▶ [What you should do]: Find and return each line containing "screenshot".
========================================
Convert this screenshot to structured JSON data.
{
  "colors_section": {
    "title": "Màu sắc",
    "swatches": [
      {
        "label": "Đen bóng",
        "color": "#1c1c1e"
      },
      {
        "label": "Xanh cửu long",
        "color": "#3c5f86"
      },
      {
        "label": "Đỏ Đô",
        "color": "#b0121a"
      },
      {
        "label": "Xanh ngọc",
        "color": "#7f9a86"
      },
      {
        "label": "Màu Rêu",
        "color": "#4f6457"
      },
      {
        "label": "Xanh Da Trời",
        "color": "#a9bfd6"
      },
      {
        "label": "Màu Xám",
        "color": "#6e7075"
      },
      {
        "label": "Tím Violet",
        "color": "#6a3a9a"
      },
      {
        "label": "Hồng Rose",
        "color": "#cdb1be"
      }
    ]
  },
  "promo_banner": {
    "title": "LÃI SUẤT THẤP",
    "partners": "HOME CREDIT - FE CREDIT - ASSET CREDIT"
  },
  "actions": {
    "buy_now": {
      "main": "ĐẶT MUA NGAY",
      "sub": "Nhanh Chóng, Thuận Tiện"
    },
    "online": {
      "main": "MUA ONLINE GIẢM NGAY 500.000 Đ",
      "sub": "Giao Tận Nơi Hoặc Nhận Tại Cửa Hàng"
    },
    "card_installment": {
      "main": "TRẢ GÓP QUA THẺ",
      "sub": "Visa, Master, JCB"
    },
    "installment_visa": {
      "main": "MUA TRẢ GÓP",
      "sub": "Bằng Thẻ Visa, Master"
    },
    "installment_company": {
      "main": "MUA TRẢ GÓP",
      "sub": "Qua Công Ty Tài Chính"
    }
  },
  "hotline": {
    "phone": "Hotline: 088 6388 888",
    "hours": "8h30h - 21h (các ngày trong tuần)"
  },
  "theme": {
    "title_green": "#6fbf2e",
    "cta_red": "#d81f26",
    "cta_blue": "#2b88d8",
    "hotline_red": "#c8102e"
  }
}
========================================
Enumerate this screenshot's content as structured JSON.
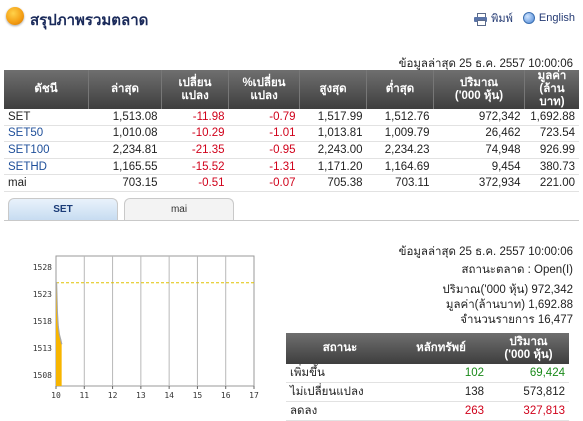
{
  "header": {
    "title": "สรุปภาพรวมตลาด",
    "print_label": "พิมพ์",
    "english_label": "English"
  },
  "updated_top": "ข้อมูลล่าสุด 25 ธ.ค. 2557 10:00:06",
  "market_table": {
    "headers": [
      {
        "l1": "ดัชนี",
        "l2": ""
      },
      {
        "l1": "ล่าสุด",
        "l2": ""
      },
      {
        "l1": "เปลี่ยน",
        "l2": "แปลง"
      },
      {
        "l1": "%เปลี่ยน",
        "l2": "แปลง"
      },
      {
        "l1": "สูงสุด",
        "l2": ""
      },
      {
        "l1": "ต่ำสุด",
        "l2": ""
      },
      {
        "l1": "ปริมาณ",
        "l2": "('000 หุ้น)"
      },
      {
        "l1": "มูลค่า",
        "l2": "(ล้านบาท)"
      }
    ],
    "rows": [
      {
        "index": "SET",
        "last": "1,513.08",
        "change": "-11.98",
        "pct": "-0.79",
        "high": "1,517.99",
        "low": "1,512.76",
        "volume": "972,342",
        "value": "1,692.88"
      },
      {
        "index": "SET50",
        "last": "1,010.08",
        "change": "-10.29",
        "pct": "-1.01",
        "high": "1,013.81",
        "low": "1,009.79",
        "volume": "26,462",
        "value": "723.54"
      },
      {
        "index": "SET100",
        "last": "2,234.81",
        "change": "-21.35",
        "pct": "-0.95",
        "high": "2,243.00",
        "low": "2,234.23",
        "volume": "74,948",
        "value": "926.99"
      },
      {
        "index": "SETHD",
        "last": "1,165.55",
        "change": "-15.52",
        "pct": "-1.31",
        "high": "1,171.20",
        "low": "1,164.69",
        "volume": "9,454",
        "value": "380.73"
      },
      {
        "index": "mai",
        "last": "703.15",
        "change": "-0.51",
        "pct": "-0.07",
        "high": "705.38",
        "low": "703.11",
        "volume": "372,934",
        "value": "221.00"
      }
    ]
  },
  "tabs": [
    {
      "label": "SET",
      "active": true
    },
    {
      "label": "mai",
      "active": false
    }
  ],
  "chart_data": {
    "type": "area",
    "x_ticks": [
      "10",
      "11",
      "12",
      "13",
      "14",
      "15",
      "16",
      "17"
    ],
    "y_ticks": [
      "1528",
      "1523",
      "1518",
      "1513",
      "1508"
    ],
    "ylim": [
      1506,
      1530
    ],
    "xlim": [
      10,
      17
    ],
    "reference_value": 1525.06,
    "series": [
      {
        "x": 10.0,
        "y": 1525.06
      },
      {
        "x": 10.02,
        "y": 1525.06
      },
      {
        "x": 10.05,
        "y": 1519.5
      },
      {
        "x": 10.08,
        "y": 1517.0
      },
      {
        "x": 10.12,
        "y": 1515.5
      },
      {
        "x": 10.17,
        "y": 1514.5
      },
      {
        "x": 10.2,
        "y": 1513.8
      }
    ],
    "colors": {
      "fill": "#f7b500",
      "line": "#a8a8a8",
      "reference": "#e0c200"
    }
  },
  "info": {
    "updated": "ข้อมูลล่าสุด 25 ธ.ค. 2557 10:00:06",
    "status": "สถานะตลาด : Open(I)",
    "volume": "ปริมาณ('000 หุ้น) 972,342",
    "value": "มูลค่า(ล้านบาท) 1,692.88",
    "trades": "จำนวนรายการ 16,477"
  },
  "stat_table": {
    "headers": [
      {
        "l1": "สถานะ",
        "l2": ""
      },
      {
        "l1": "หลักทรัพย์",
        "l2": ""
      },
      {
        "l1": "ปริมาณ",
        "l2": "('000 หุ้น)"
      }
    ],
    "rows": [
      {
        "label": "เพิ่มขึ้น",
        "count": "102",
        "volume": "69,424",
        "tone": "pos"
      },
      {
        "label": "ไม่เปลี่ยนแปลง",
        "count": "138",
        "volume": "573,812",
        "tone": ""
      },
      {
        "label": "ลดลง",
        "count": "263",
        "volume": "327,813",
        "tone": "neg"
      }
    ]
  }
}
========================================
▶ [Solution below]:
Convert this screenshot to structured JSON data.
Enumerate this screenshot's content as structured JSON.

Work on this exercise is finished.